**** SUPPLIED PASSAGE

W/o sturdy bench I'll determine the high spots, then lay the rim on the floor with the high spots resting on a broom handle, hockey stick a pair of wooden blocks or whatever, then step on the rim. Sometimes I have to inch my feet towards the blocked up section to get a strong enough bend into the rim to straighten it out. Repeat until good enough or alotted time for the project runs out, relace rim into wheel, tension, true and ride.

This is at disassembly, something like 17 mm out.


This is after 1st round of bending, something like 11 mm remaining. Not good enough yet but a big improvement.


For some reason I didn't follow through on the photo shoot, I think I had to call it quits for that evening or something.
Anyhow, at the next session I got it down to abt 2 mm deflection, at which point it went back into the wheel.
So maybe I wouldn't/haven't taken it on a cost-to-coast tour, but it's so far it's doing fine.

********

List each measurement the rim-straightening notes give for how far out of true the rim was, along with the stage it refers to.

**** STORED DATA

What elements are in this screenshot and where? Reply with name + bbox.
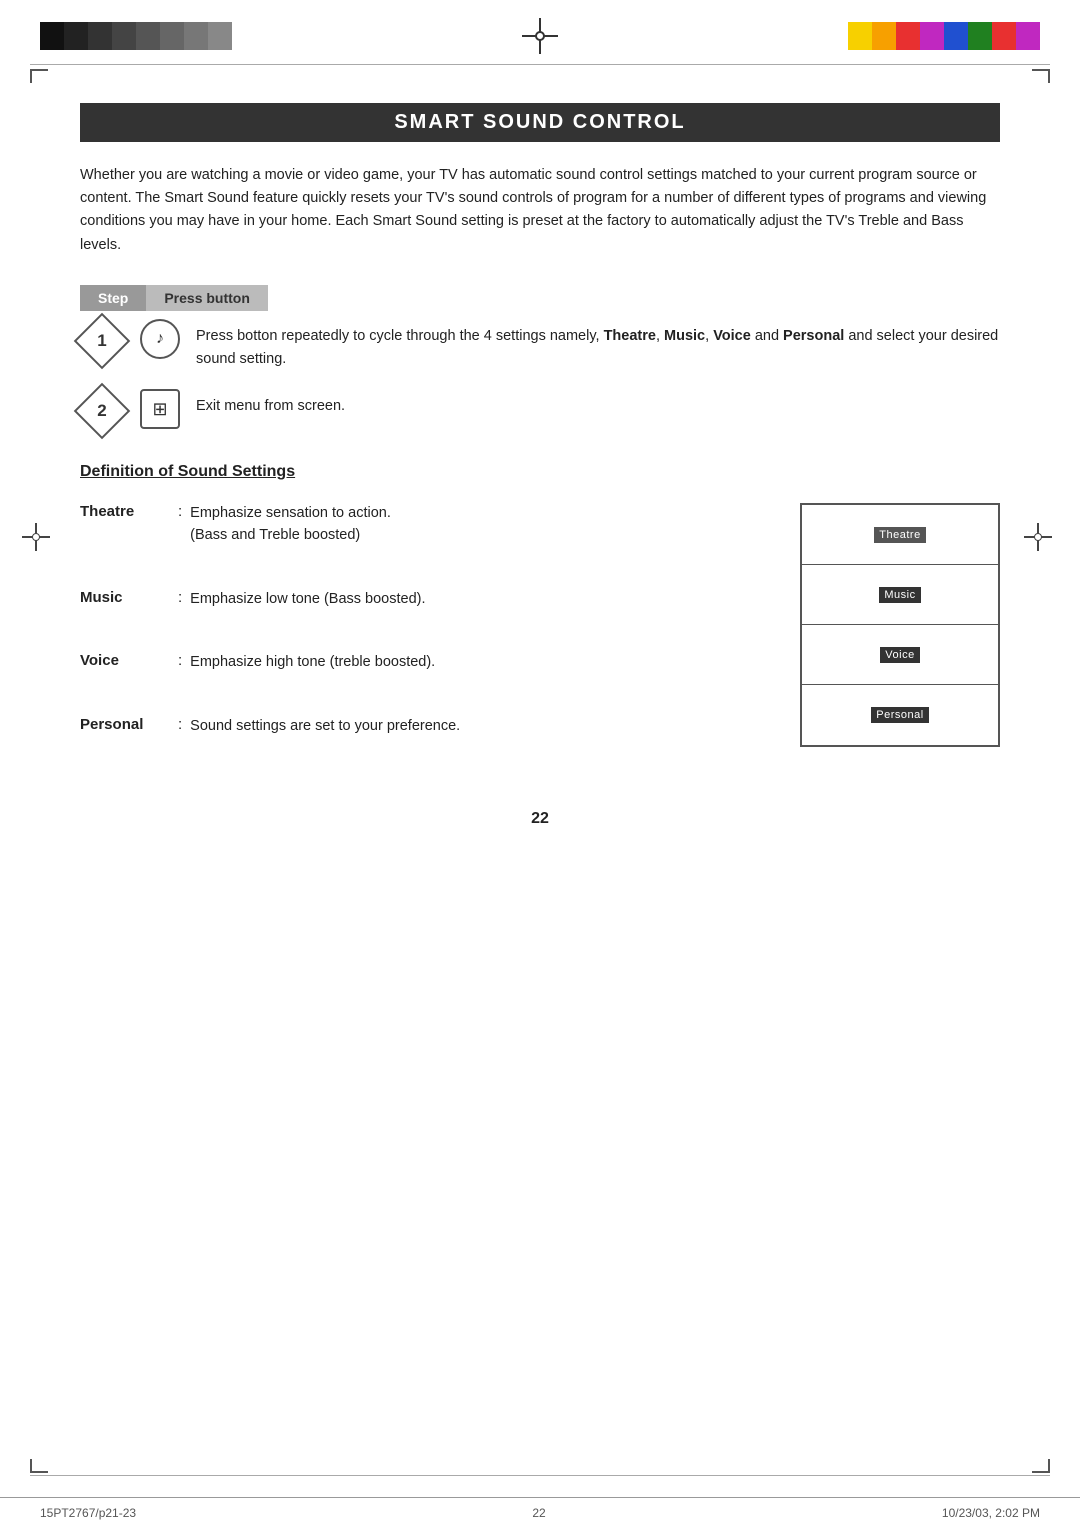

********

**RESULT OF THIS EXERCISE:**
- About 17 mm: at disassembly
- About 11 mm: after the first round of bending
- About 2 mm: after the next session, when the rim went back into the wheel